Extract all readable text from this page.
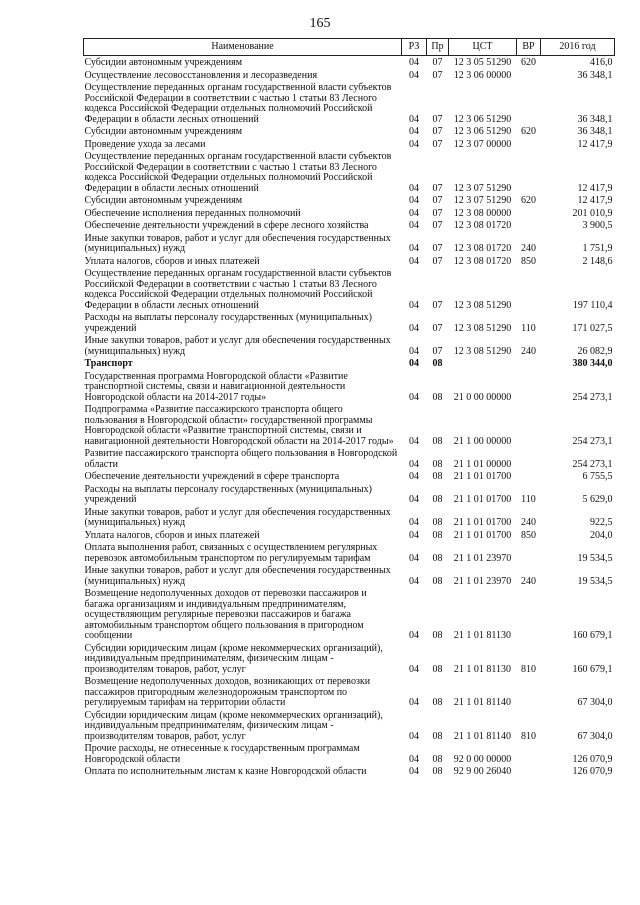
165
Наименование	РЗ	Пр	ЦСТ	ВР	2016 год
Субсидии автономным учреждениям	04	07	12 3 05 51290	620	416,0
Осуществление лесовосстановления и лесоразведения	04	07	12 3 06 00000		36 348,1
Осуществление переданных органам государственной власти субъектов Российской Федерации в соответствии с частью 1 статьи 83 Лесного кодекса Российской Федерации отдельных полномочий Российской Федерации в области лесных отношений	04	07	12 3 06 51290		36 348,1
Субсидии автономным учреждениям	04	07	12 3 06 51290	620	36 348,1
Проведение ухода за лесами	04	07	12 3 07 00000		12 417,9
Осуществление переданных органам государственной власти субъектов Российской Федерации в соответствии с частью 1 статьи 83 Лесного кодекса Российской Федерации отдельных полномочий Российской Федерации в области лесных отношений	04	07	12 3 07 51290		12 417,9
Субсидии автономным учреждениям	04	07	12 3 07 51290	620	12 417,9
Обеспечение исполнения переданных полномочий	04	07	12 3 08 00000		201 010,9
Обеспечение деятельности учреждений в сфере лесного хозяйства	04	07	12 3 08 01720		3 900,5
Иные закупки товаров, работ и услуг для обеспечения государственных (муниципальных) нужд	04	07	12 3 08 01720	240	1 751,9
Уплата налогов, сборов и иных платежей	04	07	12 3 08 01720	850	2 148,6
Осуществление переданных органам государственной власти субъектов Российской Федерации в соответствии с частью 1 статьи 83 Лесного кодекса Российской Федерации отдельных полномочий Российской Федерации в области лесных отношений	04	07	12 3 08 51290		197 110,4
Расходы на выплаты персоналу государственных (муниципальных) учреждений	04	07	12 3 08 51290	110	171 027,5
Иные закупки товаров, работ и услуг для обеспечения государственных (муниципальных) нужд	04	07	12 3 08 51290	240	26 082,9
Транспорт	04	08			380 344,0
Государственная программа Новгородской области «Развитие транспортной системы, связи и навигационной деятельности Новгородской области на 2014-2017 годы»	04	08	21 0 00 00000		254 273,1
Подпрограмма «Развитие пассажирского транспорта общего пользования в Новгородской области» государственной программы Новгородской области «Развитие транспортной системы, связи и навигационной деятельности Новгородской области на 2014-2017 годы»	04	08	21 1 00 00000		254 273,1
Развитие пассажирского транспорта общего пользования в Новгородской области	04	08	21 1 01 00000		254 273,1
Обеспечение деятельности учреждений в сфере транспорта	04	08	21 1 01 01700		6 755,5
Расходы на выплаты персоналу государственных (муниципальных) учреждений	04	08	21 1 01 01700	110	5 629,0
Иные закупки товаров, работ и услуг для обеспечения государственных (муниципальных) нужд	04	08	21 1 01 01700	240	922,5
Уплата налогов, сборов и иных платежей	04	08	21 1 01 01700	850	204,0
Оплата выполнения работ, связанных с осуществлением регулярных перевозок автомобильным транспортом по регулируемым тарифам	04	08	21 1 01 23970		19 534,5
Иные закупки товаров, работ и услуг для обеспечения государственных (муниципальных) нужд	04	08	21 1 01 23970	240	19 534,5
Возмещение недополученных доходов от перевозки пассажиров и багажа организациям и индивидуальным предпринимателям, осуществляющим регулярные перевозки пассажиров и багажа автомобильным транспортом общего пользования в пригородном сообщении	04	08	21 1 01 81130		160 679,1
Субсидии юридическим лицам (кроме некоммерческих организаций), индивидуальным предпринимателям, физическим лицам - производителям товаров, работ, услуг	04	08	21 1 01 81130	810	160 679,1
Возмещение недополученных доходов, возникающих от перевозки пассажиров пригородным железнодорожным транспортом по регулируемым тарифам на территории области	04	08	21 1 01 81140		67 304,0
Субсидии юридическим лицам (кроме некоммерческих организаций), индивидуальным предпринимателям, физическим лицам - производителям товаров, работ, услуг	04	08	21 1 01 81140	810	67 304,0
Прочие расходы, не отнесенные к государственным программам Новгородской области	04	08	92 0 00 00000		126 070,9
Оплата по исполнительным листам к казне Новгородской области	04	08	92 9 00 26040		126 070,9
========================================================================
▶ _Aim of the exercise_
Without the pictures, print the records in full, exactly as they appear.

▶ _Solution below_
Extract all readable text from this page.
165
Наименование	РЗ	Пр	ЦСТ	ВР	2016 год
Субсидии автономным учреждениям	04	07	12 3 05 51290	620	416,0
Осуществление лесовосстановления и лесоразведения	04	07	12 3 06 00000		36 348,1
Осуществление переданных органам государственной власти субъектов Российской Федерации в соответствии с частью 1 статьи 83 Лесного кодекса Российской Федерации отдельных полномочий Российской Федерации в области лесных отношений	04	07	12 3 06 51290		36 348,1
Субсидии автономным учреждениям	04	07	12 3 06 51290	620	36 348,1
Проведение ухода за лесами	04	07	12 3 07 00000		12 417,9
Осуществление переданных органам государственной власти субъектов Российской Федерации в соответствии с частью 1 статьи 83 Лесного кодекса Российской Федерации отдельных полномочий Российской Федерации в области лесных отношений	04	07	12 3 07 51290		12 417,9
Субсидии автономным учреждениям	04	07	12 3 07 51290	620	12 417,9
Обеспечение исполнения переданных полномочий	04	07	12 3 08 00000		201 010,9
Обеспечение деятельности учреждений в сфере лесного хозяйства	04	07	12 3 08 01720		3 900,5
Иные закупки товаров, работ и услуг для обеспечения государственных (муниципальных) нужд	04	07	12 3 08 01720	240	1 751,9
Уплата налогов, сборов и иных платежей	04	07	12 3 08 01720	850	2 148,6
Осуществление переданных органам государственной власти субъектов Российской Федерации в соответствии с частью 1 статьи 83 Лесного кодекса Российской Федерации отдельных полномочий Российской Федерации в области лесных отношений	04	07	12 3 08 51290		197 110,4
Расходы на выплаты персоналу государственных (муниципальных) учреждений	04	07	12 3 08 51290	110	171 027,5
Иные закупки товаров, работ и услуг для обеспечения государственных (муниципальных) нужд	04	07	12 3 08 51290	240	26 082,9
Транспорт	04	08			380 344,0
Государственная программа Новгородской области «Развитие транспортной системы, связи и навигационной деятельности Новгородской области на 2014-2017 годы»	04	08	21 0 00 00000		254 273,1
Подпрограмма «Развитие пассажирского транспорта общего пользования в Новгородской области» государственной программы Новгородской области «Развитие транспортной системы, связи и навигационной деятельности Новгородской области на 2014-2017 годы»	04	08	21 1 00 00000		254 273,1
Развитие пассажирского транспорта общего пользования в Новгородской области	04	08	21 1 01 00000		254 273,1
Обеспечение деятельности учреждений в сфере транспорта	04	08	21 1 01 01700		6 755,5
Расходы на выплаты персоналу государственных (муниципальных) учреждений	04	08	21 1 01 01700	110	5 629,0
Иные закупки товаров, работ и услуг для обеспечения государственных (муниципальных) нужд	04	08	21 1 01 01700	240	922,5
Уплата налогов, сборов и иных платежей	04	08	21 1 01 01700	850	204,0
Оплата выполнения работ, связанных с осуществлением регулярных перевозок автомобильным транспортом по регулируемым тарифам	04	08	21 1 01 23970		19 534,5
Иные закупки товаров, работ и услуг для обеспечения государственных (муниципальных) нужд	04	08	21 1 01 23970	240	19 534,5
Возмещение недополученных доходов от перевозки пассажиров и багажа организациям и индивидуальным предпринимателям, осуществляющим регулярные перевозки пассажиров и багажа автомобильным транспортом общего пользования в пригородном сообщении	04	08	21 1 01 81130		160 679,1
Субсидии юридическим лицам (кроме некоммерческих организаций), индивидуальным предпринимателям, физическим лицам - производителям товаров, работ, услуг	04	08	21 1 01 81130	810	160 679,1
Возмещение недополученных доходов, возникающих от перевозки пассажиров пригородным железнодорожным транспортом по регулируемым тарифам на территории области	04	08	21 1 01 81140		67 304,0
Субсидии юридическим лицам (кроме некоммерческих организаций), индивидуальным предпринимателям, физическим лицам - производителям товаров, работ, услуг	04	08	21 1 01 81140	810	67 304,0
Прочие расходы, не отнесенные к государственным программам Новгородской области	04	08	92 0 00 00000		126 070,9
Оплата по исполнительным листам к казне Новгородской области	04	08	92 9 00 26040		126 070,9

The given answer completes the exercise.